▼▼▼

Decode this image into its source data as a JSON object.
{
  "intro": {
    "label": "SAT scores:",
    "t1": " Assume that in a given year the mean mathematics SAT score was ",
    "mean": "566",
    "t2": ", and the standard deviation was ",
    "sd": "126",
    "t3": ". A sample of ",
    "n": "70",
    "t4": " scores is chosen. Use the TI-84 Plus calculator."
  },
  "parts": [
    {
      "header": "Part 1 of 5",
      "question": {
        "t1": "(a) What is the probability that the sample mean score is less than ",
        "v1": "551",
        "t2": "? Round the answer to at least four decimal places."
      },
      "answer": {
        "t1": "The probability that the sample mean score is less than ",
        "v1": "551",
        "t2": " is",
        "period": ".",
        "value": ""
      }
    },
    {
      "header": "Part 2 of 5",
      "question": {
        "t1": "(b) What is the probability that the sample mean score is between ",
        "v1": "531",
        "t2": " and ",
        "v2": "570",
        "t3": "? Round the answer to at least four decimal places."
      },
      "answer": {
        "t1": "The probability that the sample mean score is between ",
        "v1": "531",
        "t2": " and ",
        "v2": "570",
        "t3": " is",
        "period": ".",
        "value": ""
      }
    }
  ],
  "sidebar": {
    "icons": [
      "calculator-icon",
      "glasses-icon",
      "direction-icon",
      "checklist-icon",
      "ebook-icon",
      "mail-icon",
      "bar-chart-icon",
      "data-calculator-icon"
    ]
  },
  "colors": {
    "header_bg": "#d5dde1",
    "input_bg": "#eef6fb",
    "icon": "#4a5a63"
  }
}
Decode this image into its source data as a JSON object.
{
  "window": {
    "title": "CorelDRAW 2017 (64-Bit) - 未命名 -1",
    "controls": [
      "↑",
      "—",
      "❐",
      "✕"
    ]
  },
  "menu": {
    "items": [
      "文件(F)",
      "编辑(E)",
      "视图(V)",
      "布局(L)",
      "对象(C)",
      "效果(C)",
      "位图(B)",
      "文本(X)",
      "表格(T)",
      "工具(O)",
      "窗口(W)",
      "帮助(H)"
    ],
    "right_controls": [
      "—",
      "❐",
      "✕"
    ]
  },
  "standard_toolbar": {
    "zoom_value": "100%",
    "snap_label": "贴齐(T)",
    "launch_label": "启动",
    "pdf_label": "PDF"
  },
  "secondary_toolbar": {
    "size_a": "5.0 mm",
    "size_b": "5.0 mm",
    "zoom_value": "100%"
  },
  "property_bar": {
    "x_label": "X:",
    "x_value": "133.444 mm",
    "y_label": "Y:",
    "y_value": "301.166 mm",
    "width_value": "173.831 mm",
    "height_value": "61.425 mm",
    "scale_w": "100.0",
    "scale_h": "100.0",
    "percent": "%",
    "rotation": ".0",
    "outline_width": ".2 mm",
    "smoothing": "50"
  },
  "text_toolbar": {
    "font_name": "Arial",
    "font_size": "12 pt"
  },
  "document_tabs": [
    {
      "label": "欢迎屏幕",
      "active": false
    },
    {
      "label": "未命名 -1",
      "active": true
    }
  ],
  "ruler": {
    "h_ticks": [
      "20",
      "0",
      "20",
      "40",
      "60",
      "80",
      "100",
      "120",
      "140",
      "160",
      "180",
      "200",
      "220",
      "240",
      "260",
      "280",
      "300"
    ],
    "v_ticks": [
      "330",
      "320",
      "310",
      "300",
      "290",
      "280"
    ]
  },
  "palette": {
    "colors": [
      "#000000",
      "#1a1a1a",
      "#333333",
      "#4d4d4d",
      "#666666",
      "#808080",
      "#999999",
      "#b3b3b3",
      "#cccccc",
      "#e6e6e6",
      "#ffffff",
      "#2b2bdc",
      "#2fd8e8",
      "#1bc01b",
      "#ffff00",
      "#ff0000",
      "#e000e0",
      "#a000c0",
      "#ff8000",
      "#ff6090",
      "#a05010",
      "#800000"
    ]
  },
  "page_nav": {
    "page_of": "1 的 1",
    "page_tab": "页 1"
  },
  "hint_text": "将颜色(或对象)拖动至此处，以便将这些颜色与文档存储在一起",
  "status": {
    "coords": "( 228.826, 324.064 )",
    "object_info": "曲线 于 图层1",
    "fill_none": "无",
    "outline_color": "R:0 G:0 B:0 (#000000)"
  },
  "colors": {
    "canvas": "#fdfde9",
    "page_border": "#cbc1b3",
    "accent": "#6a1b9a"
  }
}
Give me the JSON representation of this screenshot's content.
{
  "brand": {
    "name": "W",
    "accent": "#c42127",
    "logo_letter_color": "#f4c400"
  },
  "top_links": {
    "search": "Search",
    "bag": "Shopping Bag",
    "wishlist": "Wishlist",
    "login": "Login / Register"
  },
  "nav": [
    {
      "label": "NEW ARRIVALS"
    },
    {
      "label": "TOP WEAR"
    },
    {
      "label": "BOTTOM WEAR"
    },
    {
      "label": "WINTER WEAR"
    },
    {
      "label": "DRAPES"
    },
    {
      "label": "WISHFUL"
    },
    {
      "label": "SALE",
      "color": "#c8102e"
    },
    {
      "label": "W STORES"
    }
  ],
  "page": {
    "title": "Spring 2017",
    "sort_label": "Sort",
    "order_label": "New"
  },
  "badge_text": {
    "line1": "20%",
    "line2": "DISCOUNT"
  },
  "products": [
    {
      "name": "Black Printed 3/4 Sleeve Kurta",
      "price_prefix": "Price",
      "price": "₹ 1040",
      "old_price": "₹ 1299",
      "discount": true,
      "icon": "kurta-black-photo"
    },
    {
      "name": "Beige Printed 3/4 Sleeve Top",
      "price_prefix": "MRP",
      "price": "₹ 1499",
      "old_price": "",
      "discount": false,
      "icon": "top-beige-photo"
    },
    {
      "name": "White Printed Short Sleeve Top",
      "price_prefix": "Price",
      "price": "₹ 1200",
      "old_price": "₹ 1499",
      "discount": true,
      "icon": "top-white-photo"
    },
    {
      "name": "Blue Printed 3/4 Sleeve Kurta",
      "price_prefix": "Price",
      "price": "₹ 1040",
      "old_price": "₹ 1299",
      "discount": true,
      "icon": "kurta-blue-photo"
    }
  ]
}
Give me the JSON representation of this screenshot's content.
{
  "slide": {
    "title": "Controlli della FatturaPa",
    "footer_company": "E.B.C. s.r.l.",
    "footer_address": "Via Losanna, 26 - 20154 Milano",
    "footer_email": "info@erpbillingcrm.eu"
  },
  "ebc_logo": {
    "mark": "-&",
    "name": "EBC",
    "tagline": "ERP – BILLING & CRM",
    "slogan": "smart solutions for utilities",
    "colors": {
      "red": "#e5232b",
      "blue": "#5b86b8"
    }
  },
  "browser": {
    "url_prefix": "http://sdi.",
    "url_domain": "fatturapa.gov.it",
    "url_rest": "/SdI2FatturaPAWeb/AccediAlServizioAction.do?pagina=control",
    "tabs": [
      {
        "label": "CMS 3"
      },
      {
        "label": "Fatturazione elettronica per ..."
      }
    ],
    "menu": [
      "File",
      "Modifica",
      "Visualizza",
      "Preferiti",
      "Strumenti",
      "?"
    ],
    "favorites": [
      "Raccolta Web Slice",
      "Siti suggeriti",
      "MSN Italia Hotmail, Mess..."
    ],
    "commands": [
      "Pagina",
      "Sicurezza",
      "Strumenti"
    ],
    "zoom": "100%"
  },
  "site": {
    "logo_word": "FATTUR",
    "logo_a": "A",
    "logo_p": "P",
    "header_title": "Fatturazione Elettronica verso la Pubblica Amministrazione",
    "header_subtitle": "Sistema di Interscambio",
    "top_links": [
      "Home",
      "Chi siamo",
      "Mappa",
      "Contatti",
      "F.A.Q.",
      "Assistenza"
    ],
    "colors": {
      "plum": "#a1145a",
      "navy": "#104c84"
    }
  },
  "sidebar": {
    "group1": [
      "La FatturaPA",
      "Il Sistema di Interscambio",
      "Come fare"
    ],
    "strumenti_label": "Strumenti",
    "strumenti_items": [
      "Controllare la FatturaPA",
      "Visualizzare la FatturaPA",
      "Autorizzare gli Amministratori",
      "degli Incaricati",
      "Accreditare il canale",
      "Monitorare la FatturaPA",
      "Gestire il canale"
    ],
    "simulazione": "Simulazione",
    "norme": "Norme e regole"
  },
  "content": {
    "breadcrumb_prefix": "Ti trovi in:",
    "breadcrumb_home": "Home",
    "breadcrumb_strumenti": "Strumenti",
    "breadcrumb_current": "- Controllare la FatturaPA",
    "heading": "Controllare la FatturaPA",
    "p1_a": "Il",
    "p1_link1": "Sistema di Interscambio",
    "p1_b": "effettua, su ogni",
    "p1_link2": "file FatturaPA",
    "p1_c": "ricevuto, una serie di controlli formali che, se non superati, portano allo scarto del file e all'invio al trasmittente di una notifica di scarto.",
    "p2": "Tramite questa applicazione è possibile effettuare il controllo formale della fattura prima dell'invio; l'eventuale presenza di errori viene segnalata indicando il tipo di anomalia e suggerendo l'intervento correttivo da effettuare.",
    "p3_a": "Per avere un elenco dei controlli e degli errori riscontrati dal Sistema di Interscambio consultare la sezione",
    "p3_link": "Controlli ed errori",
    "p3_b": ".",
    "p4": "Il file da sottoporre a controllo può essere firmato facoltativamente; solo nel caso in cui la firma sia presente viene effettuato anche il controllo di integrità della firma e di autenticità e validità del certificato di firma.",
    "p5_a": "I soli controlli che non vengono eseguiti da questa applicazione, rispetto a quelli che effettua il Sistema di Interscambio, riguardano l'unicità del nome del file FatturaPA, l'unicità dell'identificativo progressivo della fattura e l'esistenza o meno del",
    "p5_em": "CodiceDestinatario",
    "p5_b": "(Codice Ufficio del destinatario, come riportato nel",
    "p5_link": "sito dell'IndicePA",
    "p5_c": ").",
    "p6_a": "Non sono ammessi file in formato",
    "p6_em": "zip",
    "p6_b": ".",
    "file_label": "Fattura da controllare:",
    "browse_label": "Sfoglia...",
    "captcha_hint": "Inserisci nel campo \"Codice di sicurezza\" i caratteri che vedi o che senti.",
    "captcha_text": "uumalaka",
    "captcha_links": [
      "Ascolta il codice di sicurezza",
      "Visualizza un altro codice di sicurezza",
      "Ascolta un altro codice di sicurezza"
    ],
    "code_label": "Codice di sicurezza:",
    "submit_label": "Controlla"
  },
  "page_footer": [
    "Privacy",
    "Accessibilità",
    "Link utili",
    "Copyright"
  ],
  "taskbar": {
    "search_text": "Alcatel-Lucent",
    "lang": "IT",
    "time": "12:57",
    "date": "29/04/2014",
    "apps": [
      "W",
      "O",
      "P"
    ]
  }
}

▲▲▲

Brief — From the entries above, select each line containing the string "photo".

The result —
      "icon": "kurta-black-photo"
      "icon": "top-beige-photo"
      "icon": "top-white-photo"
      "icon": "kurta-blue-photo"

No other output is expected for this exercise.